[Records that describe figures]
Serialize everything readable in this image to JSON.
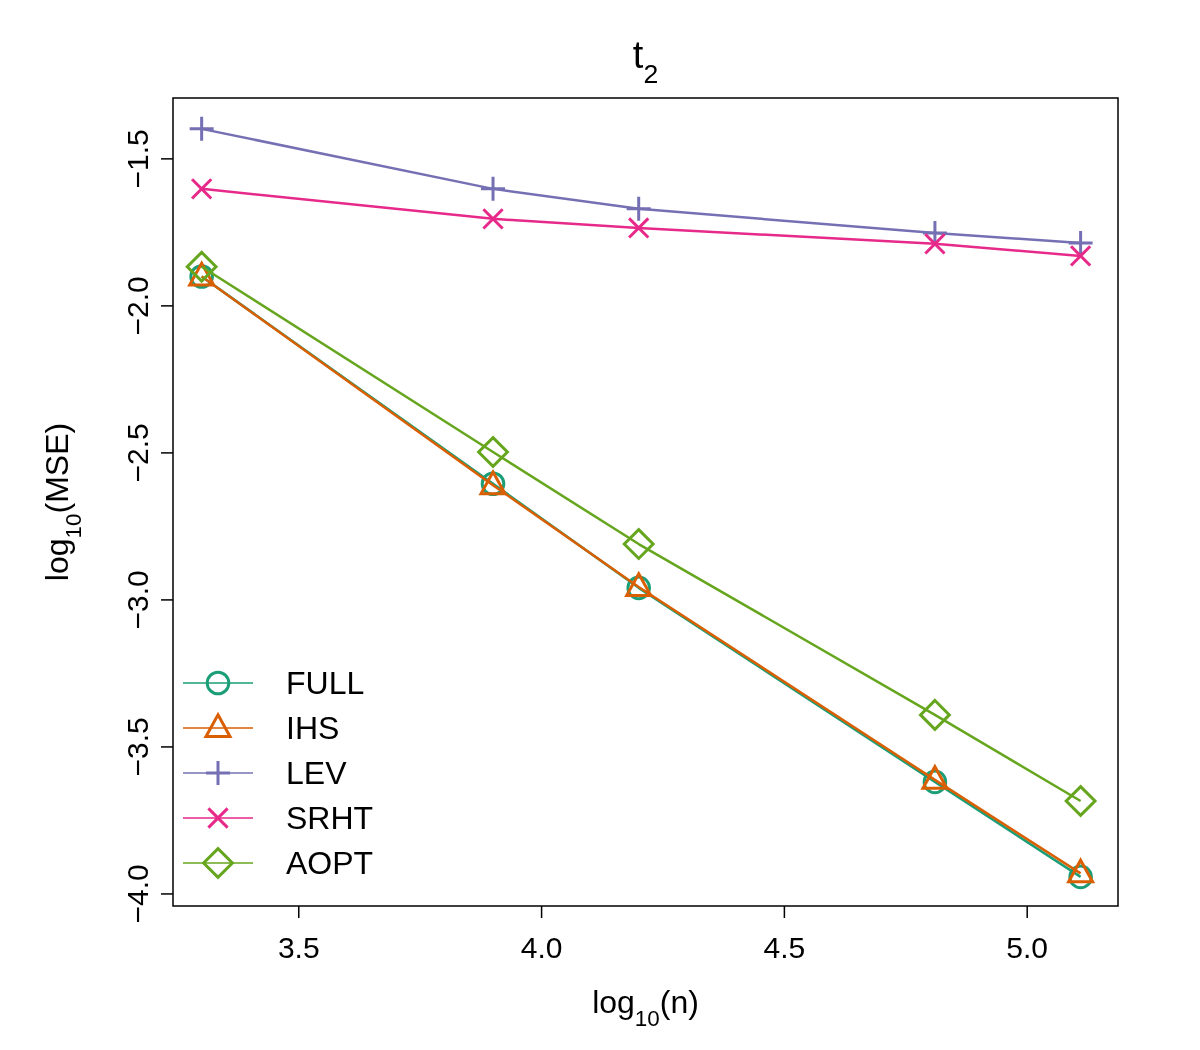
{
  "chart_data": {
    "type": "line",
    "title": "t$_{2}$",
    "xlabel": "log$_{10}$(n)",
    "ylabel": "log$_{10}$(MSE)",
    "x": [
      3.3,
      3.9,
      4.2,
      4.81,
      5.11
    ],
    "xlim": [
      3.241,
      5.187
    ],
    "xticks": [
      3.5,
      {
        "value": 4,
        "label": "4.0"
      },
      4.5,
      {
        "value": 5,
        "label": "5.0"
      }
    ],
    "ylim": [
      -4.041,
      -1.293
    ],
    "yticks": [
      {
        "value": -4,
        "label": "−4.0"
      },
      -3.5,
      {
        "value": -3,
        "label": "−3.0"
      },
      -2.5,
      {
        "value": -2,
        "label": "−2.0"
      },
      -1.5
    ],
    "grid": false,
    "legend": "bottom left",
    "line_style": "solid",
    "series": [
      {
        "name": "FULL",
        "color": "#1b9e77",
        "marker": "circle",
        "values": [
          -1.9,
          -2.605,
          -2.959,
          -3.619,
          -3.942
        ]
      },
      {
        "name": "IHS",
        "color": "#d95f02",
        "marker": "triangle",
        "values": [
          -1.9,
          -2.61,
          -2.956,
          -3.612,
          -3.93
        ]
      },
      {
        "name": "LEV",
        "color": "#7570b3",
        "marker": "cross",
        "values": [
          -1.398,
          -1.602,
          -1.67,
          -1.752,
          -1.786
        ]
      },
      {
        "name": "SRHT",
        "color": "#e7298a",
        "marker": "x",
        "values": [
          -1.602,
          -1.704,
          -1.735,
          -1.789,
          -1.83
        ]
      },
      {
        "name": "AOPT",
        "color": "#66a61e",
        "marker": "diamond",
        "values": [
          -1.867,
          -2.497,
          -2.81,
          -3.391,
          -3.684
        ]
      }
    ]
  }
}
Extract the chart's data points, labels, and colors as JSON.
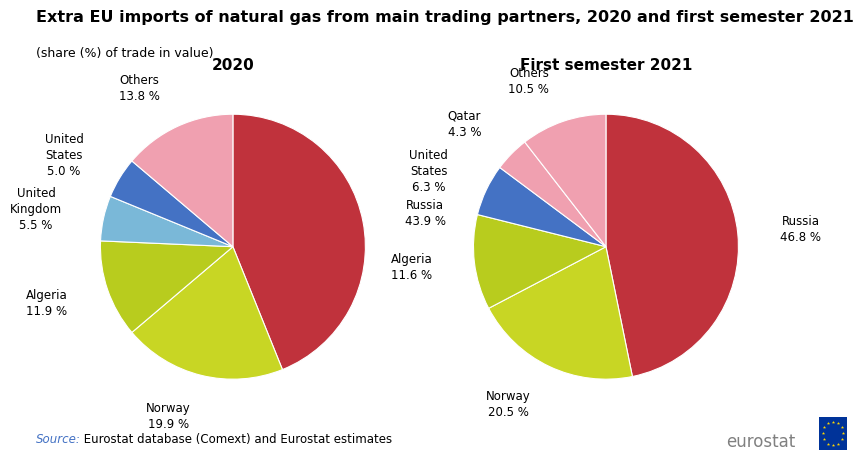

Instructions to follow:
Without the pictures, reproduce every line of the records above exactly.

Exercise output:
Serialize everything readable in this image to JSON.
{
  "chart_data": {
    "type": "line",
    "title": "t$_{2}$",
    "xlabel": "log$_{10}$(n)",
    "ylabel": "log$_{10}$(MSE)",
    "x": [
      3.3,
      3.9,
      4.2,
      4.81,
      5.11
    ],
    "xlim": [
      3.241,
      5.187
    ],
    "xticks": [
      3.5,
      {
        "value": 4,
        "label": "4.0"
      },
      4.5,
      {
        "value": 5,
        "label": "5.0"
      }
    ],
    "ylim": [
      -4.041,
      -1.293
    ],
    "yticks": [
      {
        "value": -4,
        "label": "−4.0"
      },
      -3.5,
      {
        "value": -3,
        "label": "−3.0"
      },
      -2.5,
      {
        "value": -2,
        "label": "−2.0"
      },
      -1.5
    ],
    "grid": false,
    "legend": "bottom left",
    "line_style": "solid",
    "series": [
      {
        "name": "FULL",
        "color": "#1b9e77",
        "marker": "circle",
        "values": [
          -1.9,
          -2.605,
          -2.959,
          -3.619,
          -3.942
        ]
      },
      {
        "name": "IHS",
        "color": "#d95f02",
        "marker": "triangle",
        "values": [
          -1.9,
          -2.61,
          -2.956,
          -3.612,
          -3.93
        ]
      },
      {
        "name": "LEV",
        "color": "#7570b3",
        "marker": "cross",
        "values": [
          -1.398,
          -1.602,
          -1.67,
          -1.752,
          -1.786
        ]
      },
      {
        "name": "SRHT",
        "color": "#e7298a",
        "marker": "x",
        "values": [
          -1.602,
          -1.704,
          -1.735,
          -1.789,
          -1.83
        ]
      },
      {
        "name": "AOPT",
        "color": "#66a61e",
        "marker": "diamond",
        "values": [
          -1.867,
          -2.497,
          -2.81,
          -3.391,
          -3.684
        ]
      }
    ]
  }
}
Extract the chart's data points, labels, and colors as JSON.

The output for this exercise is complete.